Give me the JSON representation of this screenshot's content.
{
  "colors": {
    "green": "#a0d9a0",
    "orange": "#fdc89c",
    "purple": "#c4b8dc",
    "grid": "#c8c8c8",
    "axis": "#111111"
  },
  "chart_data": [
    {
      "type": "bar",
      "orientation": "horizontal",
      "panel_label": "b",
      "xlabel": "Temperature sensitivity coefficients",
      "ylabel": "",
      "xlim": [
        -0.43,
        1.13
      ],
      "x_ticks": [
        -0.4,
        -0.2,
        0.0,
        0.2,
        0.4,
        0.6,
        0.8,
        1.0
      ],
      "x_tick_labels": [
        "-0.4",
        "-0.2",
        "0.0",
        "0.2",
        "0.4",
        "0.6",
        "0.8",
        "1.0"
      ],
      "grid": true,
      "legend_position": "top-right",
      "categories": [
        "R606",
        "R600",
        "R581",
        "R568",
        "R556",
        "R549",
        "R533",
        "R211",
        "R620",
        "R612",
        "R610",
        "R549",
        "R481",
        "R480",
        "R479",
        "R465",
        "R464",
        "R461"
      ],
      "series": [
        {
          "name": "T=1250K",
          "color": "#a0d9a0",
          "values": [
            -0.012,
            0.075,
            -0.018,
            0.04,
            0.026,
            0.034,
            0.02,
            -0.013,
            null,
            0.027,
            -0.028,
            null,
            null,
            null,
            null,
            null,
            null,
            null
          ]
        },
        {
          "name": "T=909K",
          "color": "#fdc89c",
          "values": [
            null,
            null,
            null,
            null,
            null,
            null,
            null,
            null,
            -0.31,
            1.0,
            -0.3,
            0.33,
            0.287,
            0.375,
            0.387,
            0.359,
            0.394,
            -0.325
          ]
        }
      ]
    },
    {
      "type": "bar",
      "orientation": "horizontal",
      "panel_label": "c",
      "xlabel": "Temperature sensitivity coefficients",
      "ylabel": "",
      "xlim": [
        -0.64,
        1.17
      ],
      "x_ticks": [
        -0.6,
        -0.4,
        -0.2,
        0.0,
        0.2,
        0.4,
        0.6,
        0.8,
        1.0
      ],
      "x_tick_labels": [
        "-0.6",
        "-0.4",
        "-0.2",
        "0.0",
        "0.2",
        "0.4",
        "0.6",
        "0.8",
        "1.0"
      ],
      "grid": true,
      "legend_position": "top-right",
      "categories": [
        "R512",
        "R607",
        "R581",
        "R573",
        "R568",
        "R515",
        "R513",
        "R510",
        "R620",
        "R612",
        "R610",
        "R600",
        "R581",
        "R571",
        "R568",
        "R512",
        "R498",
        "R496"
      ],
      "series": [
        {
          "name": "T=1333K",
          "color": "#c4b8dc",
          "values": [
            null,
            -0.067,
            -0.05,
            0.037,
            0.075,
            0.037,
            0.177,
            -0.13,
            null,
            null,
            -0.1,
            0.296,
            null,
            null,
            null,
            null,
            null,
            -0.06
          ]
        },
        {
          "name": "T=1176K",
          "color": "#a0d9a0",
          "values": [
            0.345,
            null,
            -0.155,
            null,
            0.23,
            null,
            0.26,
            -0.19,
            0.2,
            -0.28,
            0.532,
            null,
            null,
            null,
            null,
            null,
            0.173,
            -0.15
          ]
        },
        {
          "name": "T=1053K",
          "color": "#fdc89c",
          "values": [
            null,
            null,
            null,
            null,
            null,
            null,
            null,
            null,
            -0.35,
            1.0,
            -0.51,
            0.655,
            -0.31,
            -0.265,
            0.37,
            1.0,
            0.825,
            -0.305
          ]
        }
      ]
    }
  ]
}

What you need to do:
Copy every line from the entries that contains the word "name".

Finished answer:
          "name": "T=1250K",
          "name": "T=909K",
          "name": "T=1333K",
          "name": "T=1176K",
          "name": "T=1053K",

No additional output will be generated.